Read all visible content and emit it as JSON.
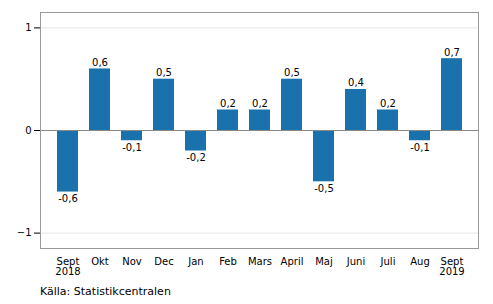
{
  "chart_data": {
    "type": "bar",
    "categories": [
      "Sept\n2018",
      "Okt",
      "Nov",
      "Dec",
      "Jan",
      "Feb",
      "Mars",
      "April",
      "Maj",
      "Juni",
      "Juli",
      "Aug",
      "Sept\n2019"
    ],
    "values": [
      -0.6,
      0.6,
      -0.1,
      0.5,
      -0.2,
      0.2,
      0.2,
      0.5,
      -0.5,
      0.4,
      0.2,
      -0.1,
      0.7
    ],
    "value_labels": [
      "-0,6",
      "0,6",
      "-0,1",
      "0,5",
      "-0,2",
      "0,2",
      "0,2",
      "0,5",
      "-0,5",
      "0,4",
      "0,2",
      "-0,1",
      "0,7"
    ],
    "data_labels": true,
    "color": "#1a72ad",
    "ylim": [
      -1.15,
      1.15
    ],
    "yticks": [
      -1,
      0,
      1
    ],
    "grid": true,
    "annotations": [
      {
        "text": "Källa: Statistikcentralen"
      }
    ]
  }
}
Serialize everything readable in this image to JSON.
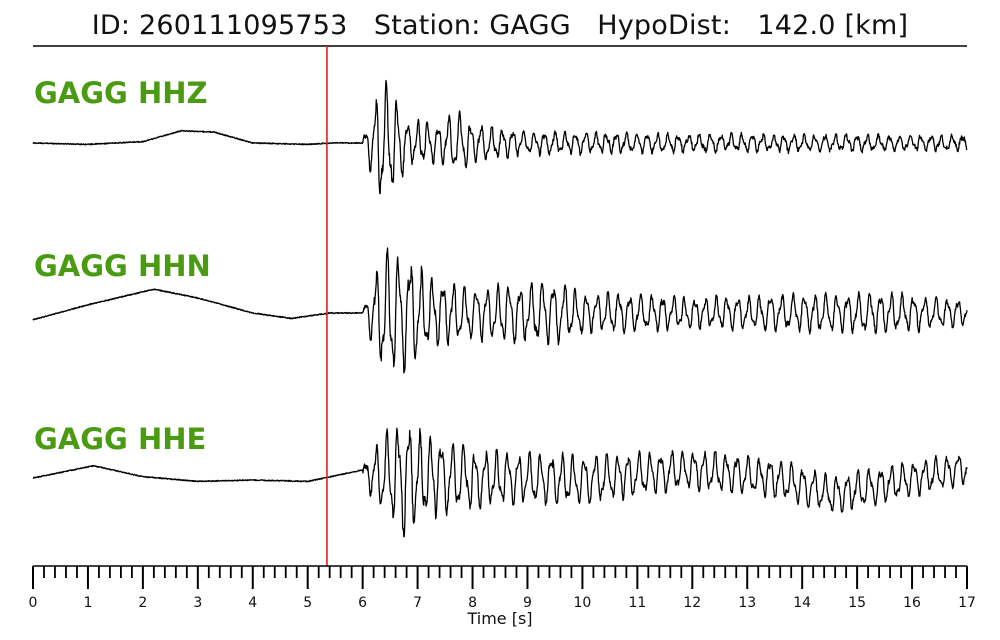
{
  "title": "ID: 260111095753   Station: GAGG   HypoDist:   142.0 [km]",
  "colors": {
    "label": "#4a9a12",
    "trace": "#000000",
    "pick": "#e02020",
    "axis": "#000000"
  },
  "chart_data": {
    "type": "line",
    "xlabel": "Time [s]",
    "xlim": [
      0,
      17
    ],
    "major_ticks": [
      0,
      1,
      2,
      3,
      4,
      5,
      6,
      7,
      8,
      9,
      10,
      11,
      12,
      13,
      14,
      15,
      16,
      17
    ],
    "minor_tick_step": 0.2,
    "pick_time": 5.35,
    "traces": [
      {
        "name": "GAGG HHZ",
        "onset": 6.0,
        "lowfreq_amp": 0.12,
        "lowfreq": [
          [
            0,
            0.0
          ],
          [
            1,
            -0.02
          ],
          [
            2,
            0.02
          ],
          [
            2.7,
            0.18
          ],
          [
            3.3,
            0.16
          ],
          [
            4,
            0.0
          ],
          [
            5,
            -0.02
          ],
          [
            5.4,
            0.0
          ],
          [
            6,
            0.0
          ]
        ],
        "burst": [
          [
            6.0,
            0.05
          ],
          [
            6.2,
            0.6
          ],
          [
            6.35,
            1.0
          ],
          [
            6.6,
            0.75
          ],
          [
            6.8,
            0.35
          ],
          [
            7.4,
            0.3
          ],
          [
            7.7,
            0.5
          ],
          [
            8.0,
            0.3
          ],
          [
            9,
            0.18
          ],
          [
            12,
            0.14
          ],
          [
            17,
            0.12
          ]
        ],
        "burst_period": 0.19
      },
      {
        "name": "GAGG HHN",
        "onset": 6.0,
        "lowfreq_amp": 0.18,
        "lowfreq": [
          [
            0,
            -0.1
          ],
          [
            1,
            0.12
          ],
          [
            2.2,
            0.35
          ],
          [
            3,
            0.22
          ],
          [
            4,
            0.0
          ],
          [
            4.7,
            -0.08
          ],
          [
            5.4,
            0.0
          ],
          [
            6,
            0.0
          ]
        ],
        "burst": [
          [
            6.0,
            0.05
          ],
          [
            6.2,
            0.55
          ],
          [
            6.4,
            1.0
          ],
          [
            6.9,
            0.85
          ],
          [
            7.2,
            0.55
          ],
          [
            8,
            0.4
          ],
          [
            8.8,
            0.45
          ],
          [
            9.5,
            0.5
          ],
          [
            10,
            0.32
          ],
          [
            12,
            0.24
          ],
          [
            15.5,
            0.32
          ],
          [
            17,
            0.2
          ]
        ],
        "burst_period": 0.2
      },
      {
        "name": "GAGG HHE",
        "onset": 6.0,
        "lowfreq_amp": 0.16,
        "lowfreq": [
          [
            0,
            0.0
          ],
          [
            1.1,
            0.18
          ],
          [
            2,
            0.02
          ],
          [
            3,
            -0.05
          ],
          [
            4,
            -0.03
          ],
          [
            5,
            -0.05
          ],
          [
            5.6,
            0.05
          ],
          [
            6,
            0.12
          ]
        ],
        "burst": [
          [
            6.0,
            0.15
          ],
          [
            6.3,
            0.55
          ],
          [
            6.8,
            0.95
          ],
          [
            7.0,
            0.7
          ],
          [
            8,
            0.45
          ],
          [
            9,
            0.4
          ],
          [
            10,
            0.38
          ],
          [
            12,
            0.3
          ],
          [
            14.5,
            0.3
          ],
          [
            17,
            0.25
          ]
        ],
        "burst_period": 0.2,
        "trend": [
          [
            6,
            0.05
          ],
          [
            8,
            0.0
          ],
          [
            10,
            -0.02
          ],
          [
            12,
            0.12
          ],
          [
            13.5,
            0.0
          ],
          [
            14.6,
            -0.25
          ],
          [
            15.5,
            -0.1
          ],
          [
            17,
            0.15
          ]
        ]
      }
    ]
  }
}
##########
Prompt: Generate a word-for-word copy of the preceding records, excluding all pictures.

Completed task:
Read all visible content and emit it as JSON.
{
  "chart_data": {
    "type": "bar",
    "categories": [
      "Sept\n2018",
      "Okt",
      "Nov",
      "Dec",
      "Jan",
      "Feb",
      "Mars",
      "April",
      "Maj",
      "Juni",
      "Juli",
      "Aug",
      "Sept\n2019"
    ],
    "values": [
      -0.6,
      0.6,
      -0.1,
      0.5,
      -0.2,
      0.2,
      0.2,
      0.5,
      -0.5,
      0.4,
      0.2,
      -0.1,
      0.7
    ],
    "value_labels": [
      "-0,6",
      "0,6",
      "-0,1",
      "0,5",
      "-0,2",
      "0,2",
      "0,2",
      "0,5",
      "-0,5",
      "0,4",
      "0,2",
      "-0,1",
      "0,7"
    ],
    "data_labels": true,
    "color": "#1a72ad",
    "ylim": [
      -1.15,
      1.15
    ],
    "yticks": [
      -1,
      0,
      1
    ],
    "grid": true,
    "annotations": [
      {
        "text": "Källa: Statistikcentralen"
      }
    ]
  }
}
Serialize everything readable in this image to JSON.
{
  "title": "ID: 260111095753   Station: GAGG   HypoDist:   142.0 [km]",
  "colors": {
    "label": "#4a9a12",
    "trace": "#000000",
    "pick": "#e02020",
    "axis": "#000000"
  },
  "chart_data": {
    "type": "line",
    "xlabel": "Time [s]",
    "xlim": [
      0,
      17
    ],
    "major_ticks": [
      0,
      1,
      2,
      3,
      4,
      5,
      6,
      7,
      8,
      9,
      10,
      11,
      12,
      13,
      14,
      15,
      16,
      17
    ],
    "minor_tick_step": 0.2,
    "pick_time": 5.35,
    "traces": [
      {
        "name": "GAGG HHZ",
        "onset": 6.0,
        "lowfreq_amp": 0.12,
        "lowfreq": [
          [
            0,
            0.0
          ],
          [
            1,
            -0.02
          ],
          [
            2,
            0.02
          ],
          [
            2.7,
            0.18
          ],
          [
            3.3,
            0.16
          ],
          [
            4,
            0.0
          ],
          [
            5,
            -0.02
          ],
          [
            5.4,
            0.0
          ],
          [
            6,
            0.0
          ]
        ],
        "burst": [
          [
            6.0,
            0.05
          ],
          [
            6.2,
            0.6
          ],
          [
            6.35,
            1.0
          ],
          [
            6.6,
            0.75
          ],
          [
            6.8,
            0.35
          ],
          [
            7.4,
            0.3
          ],
          [
            7.7,
            0.5
          ],
          [
            8.0,
            0.3
          ],
          [
            9,
            0.18
          ],
          [
            12,
            0.14
          ],
          [
            17,
            0.12
          ]
        ],
        "burst_period": 0.19
      },
      {
        "name": "GAGG HHN",
        "onset": 6.0,
        "lowfreq_amp": 0.18,
        "lowfreq": [
          [
            0,
            -0.1
          ],
          [
            1,
            0.12
          ],
          [
            2.2,
            0.35
          ],
          [
            3,
            0.22
          ],
          [
            4,
            0.0
          ],
          [
            4.7,
            -0.08
          ],
          [
            5.4,
            0.0
          ],
          [
            6,
            0.0
          ]
        ],
        "burst": [
          [
            6.0,
            0.05
          ],
          [
            6.2,
            0.55
          ],
          [
            6.4,
            1.0
          ],
          [
            6.9,
            0.85
          ],
          [
            7.2,
            0.55
          ],
          [
            8,
            0.4
          ],
          [
            8.8,
            0.45
          ],
          [
            9.5,
            0.5
          ],
          [
            10,
            0.32
          ],
          [
            12,
            0.24
          ],
          [
            15.5,
            0.32
          ],
          [
            17,
            0.2
          ]
        ],
        "burst_period": 0.2
      },
      {
        "name": "GAGG HHE",
        "onset": 6.0,
        "lowfreq_amp": 0.16,
        "lowfreq": [
          [
            0,
            0.0
          ],
          [
            1.1,
            0.18
          ],
          [
            2,
            0.02
          ],
          [
            3,
            -0.05
          ],
          [
            4,
            -0.03
          ],
          [
            5,
            -0.05
          ],
          [
            5.6,
            0.05
          ],
          [
            6,
            0.12
          ]
        ],
        "burst": [
          [
            6.0,
            0.15
          ],
          [
            6.3,
            0.55
          ],
          [
            6.8,
            0.95
          ],
          [
            7.0,
            0.7
          ],
          [
            8,
            0.45
          ],
          [
            9,
            0.4
          ],
          [
            10,
            0.38
          ],
          [
            12,
            0.3
          ],
          [
            14.5,
            0.3
          ],
          [
            17,
            0.25
          ]
        ],
        "burst_period": 0.2,
        "trend": [
          [
            6,
            0.05
          ],
          [
            8,
            0.0
          ],
          [
            10,
            -0.02
          ],
          [
            12,
            0.12
          ],
          [
            13.5,
            0.0
          ],
          [
            14.6,
            -0.25
          ],
          [
            15.5,
            -0.1
          ],
          [
            17,
            0.15
          ]
        ]
      }
    ]
  }
}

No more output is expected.